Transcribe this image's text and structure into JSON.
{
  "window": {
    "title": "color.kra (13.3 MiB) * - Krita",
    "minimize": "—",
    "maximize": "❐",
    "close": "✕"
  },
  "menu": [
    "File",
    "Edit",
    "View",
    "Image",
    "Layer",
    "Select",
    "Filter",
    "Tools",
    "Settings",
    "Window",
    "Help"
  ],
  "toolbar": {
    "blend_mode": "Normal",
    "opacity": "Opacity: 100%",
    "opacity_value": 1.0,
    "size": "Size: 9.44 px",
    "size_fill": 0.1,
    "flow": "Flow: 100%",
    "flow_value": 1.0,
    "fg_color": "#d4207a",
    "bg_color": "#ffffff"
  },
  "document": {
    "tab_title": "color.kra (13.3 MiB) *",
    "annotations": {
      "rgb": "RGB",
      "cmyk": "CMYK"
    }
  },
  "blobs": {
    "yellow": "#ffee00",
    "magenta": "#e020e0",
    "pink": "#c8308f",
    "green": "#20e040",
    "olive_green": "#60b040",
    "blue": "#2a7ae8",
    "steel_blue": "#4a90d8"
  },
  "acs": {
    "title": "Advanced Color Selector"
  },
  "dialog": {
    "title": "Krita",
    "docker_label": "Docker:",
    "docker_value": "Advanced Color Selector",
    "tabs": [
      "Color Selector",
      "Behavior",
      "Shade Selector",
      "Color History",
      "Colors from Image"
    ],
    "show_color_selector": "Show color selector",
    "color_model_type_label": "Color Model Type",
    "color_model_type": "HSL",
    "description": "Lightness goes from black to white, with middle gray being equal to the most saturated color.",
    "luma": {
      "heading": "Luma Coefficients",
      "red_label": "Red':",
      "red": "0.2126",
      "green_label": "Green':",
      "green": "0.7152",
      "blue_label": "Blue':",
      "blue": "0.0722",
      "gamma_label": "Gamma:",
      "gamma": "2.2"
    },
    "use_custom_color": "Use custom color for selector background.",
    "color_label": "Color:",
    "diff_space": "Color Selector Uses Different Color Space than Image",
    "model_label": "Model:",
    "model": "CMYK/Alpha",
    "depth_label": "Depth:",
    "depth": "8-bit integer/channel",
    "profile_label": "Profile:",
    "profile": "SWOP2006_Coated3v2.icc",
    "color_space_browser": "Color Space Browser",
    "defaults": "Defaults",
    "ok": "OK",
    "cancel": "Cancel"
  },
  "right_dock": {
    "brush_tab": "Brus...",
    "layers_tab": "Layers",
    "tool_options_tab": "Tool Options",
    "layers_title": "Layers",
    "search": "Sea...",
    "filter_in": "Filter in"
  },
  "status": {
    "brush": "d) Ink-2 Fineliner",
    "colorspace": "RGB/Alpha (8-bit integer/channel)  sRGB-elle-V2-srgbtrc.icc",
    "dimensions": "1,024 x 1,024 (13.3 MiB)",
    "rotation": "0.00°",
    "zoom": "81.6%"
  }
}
+ + +
*DESCRIPTION OF THE TASK*
Exactly reproduce every line of the records.

*CORRECT OUTPUT*
Transcribe this image's text and structure into JSON.
{
  "window": {
    "title": "color.kra (13.3 MiB) * - Krita",
    "minimize": "—",
    "maximize": "❐",
    "close": "✕"
  },
  "menu": [
    "File",
    "Edit",
    "View",
    "Image",
    "Layer",
    "Select",
    "Filter",
    "Tools",
    "Settings",
    "Window",
    "Help"
  ],
  "toolbar": {
    "blend_mode": "Normal",
    "opacity": "Opacity: 100%",
    "opacity_value": 1.0,
    "size": "Size: 9.44 px",
    "size_fill": 0.1,
    "flow": "Flow: 100%",
    "flow_value": 1.0,
    "fg_color": "#d4207a",
    "bg_color": "#ffffff"
  },
  "document": {
    "tab_title": "color.kra (13.3 MiB) *",
    "annotations": {
      "rgb": "RGB",
      "cmyk": "CMYK"
    }
  },
  "blobs": {
    "yellow": "#ffee00",
    "magenta": "#e020e0",
    "pink": "#c8308f",
    "green": "#20e040",
    "olive_green": "#60b040",
    "blue": "#2a7ae8",
    "steel_blue": "#4a90d8"
  },
  "acs": {
    "title": "Advanced Color Selector"
  },
  "dialog": {
    "title": "Krita",
    "docker_label": "Docker:",
    "docker_value": "Advanced Color Selector",
    "tabs": [
      "Color Selector",
      "Behavior",
      "Shade Selector",
      "Color History",
      "Colors from Image"
    ],
    "show_color_selector": "Show color selector",
    "color_model_type_label": "Color Model Type",
    "color_model_type": "HSL",
    "description": "Lightness goes from black to white, with middle gray being equal to the most saturated color.",
    "luma": {
      "heading": "Luma Coefficients",
      "red_label": "Red':",
      "red": "0.2126",
      "green_label": "Green':",
      "green": "0.7152",
      "blue_label": "Blue':",
      "blue": "0.0722",
      "gamma_label": "Gamma:",
      "gamma": "2.2"
    },
    "use_custom_color": "Use custom color for selector background.",
    "color_label": "Color:",
    "diff_space": "Color Selector Uses Different Color Space than Image",
    "model_label": "Model:",
    "model": "CMYK/Alpha",
    "depth_label": "Depth:",
    "depth": "8-bit integer/channel",
    "profile_label": "Profile:",
    "profile": "SWOP2006_Coated3v2.icc",
    "color_space_browser": "Color Space Browser",
    "defaults": "Defaults",
    "ok": "OK",
    "cancel": "Cancel"
  },
  "right_dock": {
    "brush_tab": "Brus...",
    "layers_tab": "Layers",
    "tool_options_tab": "Tool Options",
    "layers_title": "Layers",
    "search": "Sea...",
    "filter_in": "Filter in"
  },
  "status": {
    "brush": "d) Ink-2 Fineliner",
    "colorspace": "RGB/Alpha (8-bit integer/channel)  sRGB-elle-V2-srgbtrc.icc",
    "dimensions": "1,024 x 1,024 (13.3 MiB)",
    "rotation": "0.00°",
    "zoom": "81.6%"
  }
}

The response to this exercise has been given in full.